---- DATA

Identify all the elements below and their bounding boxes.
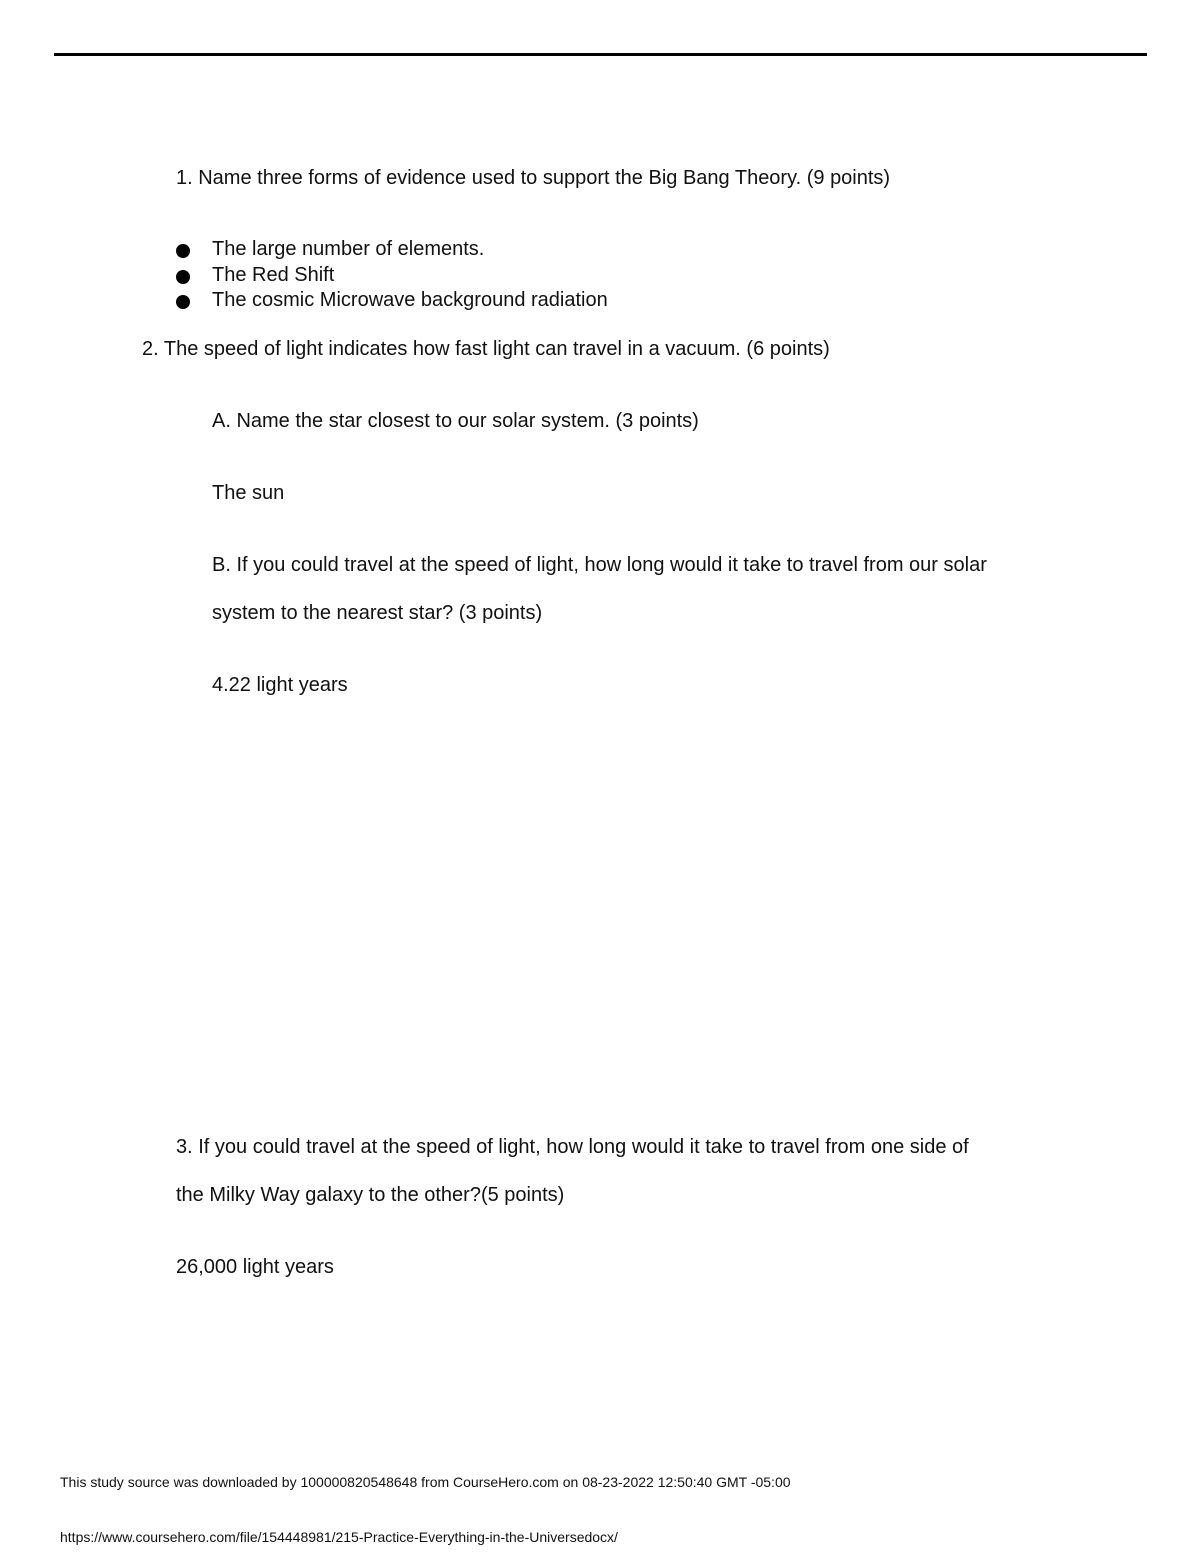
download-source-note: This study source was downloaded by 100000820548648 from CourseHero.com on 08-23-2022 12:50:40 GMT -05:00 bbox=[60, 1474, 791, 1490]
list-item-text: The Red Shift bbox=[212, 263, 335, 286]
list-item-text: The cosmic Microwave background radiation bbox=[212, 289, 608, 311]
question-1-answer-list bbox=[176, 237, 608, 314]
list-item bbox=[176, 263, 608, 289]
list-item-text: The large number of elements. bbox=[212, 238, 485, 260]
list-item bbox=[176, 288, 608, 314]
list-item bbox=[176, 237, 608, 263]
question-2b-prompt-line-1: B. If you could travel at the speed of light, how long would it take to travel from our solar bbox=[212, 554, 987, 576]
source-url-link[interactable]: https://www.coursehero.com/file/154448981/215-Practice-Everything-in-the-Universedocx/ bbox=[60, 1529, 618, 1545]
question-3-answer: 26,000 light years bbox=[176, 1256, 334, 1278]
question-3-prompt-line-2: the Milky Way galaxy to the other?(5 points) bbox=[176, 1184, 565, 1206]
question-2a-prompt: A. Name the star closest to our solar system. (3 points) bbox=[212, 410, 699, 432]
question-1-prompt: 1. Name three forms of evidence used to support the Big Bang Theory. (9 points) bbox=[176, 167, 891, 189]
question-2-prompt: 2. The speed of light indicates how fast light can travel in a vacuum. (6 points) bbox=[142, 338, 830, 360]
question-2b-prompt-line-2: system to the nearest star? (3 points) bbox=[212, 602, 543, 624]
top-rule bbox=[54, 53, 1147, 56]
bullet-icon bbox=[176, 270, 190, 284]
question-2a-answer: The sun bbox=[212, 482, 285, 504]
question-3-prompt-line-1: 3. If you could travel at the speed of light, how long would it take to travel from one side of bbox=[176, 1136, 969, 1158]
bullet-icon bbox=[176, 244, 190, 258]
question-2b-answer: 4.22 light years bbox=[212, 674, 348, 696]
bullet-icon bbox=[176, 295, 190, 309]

--------

» **AIM OF THE EXERCISE**
Copy the material from the line containing "download-source-note: This study" through the end, swapping "bullet-icon" for "bullet-marker" and leaving everything else as it is.

» **WRITTEN RESPONSE**
download-source-note: This study source was downloaded by 100000820548648 from CourseHero.com on 08-23-2022 12:50:40 GMT -05:00 bbox=[60, 1474, 791, 1490]
list-item-text: The Red Shift bbox=[212, 263, 335, 286]
list-item-text: The cosmic Microwave background radiation bbox=[212, 289, 608, 311]
question-1-answer-list bbox=[176, 237, 608, 314]
list-item bbox=[176, 263, 608, 289]
list-item-text: The large number of elements. bbox=[212, 238, 485, 260]
list-item bbox=[176, 288, 608, 314]
list-item bbox=[176, 237, 608, 263]
question-2b-prompt-line-1: B. If you could travel at the speed of light, how long would it take to travel from our solar bbox=[212, 554, 987, 576]
source-url-link[interactable]: https://www.coursehero.com/file/154448981/215-Practice-Everything-in-the-Universedocx/ bbox=[60, 1529, 618, 1545]
question-3-answer: 26,000 light years bbox=[176, 1256, 334, 1278]
question-3-prompt-line-2: the Milky Way galaxy to the other?(5 points) bbox=[176, 1184, 565, 1206]
question-2a-prompt: A. Name the star closest to our solar system. (3 points) bbox=[212, 410, 699, 432]
question-1-prompt: 1. Name three forms of evidence used to support the Big Bang Theory. (9 points) bbox=[176, 167, 891, 189]
question-2-prompt: 2. The speed of light indicates how fast light can travel in a vacuum. (6 points) bbox=[142, 338, 830, 360]
question-2b-prompt-line-2: system to the nearest star? (3 points) bbox=[212, 602, 543, 624]
top-rule bbox=[54, 53, 1147, 56]
bullet-marker bbox=[176, 270, 190, 284]
question-2a-answer: The sun bbox=[212, 482, 285, 504]
question-3-prompt-line-1: 3. If you could travel at the speed of light, how long would it take to travel from one side of bbox=[176, 1136, 969, 1158]
bullet-marker bbox=[176, 244, 190, 258]
question-2b-answer: 4.22 light years bbox=[212, 674, 348, 696]
bullet-marker bbox=[176, 295, 190, 309]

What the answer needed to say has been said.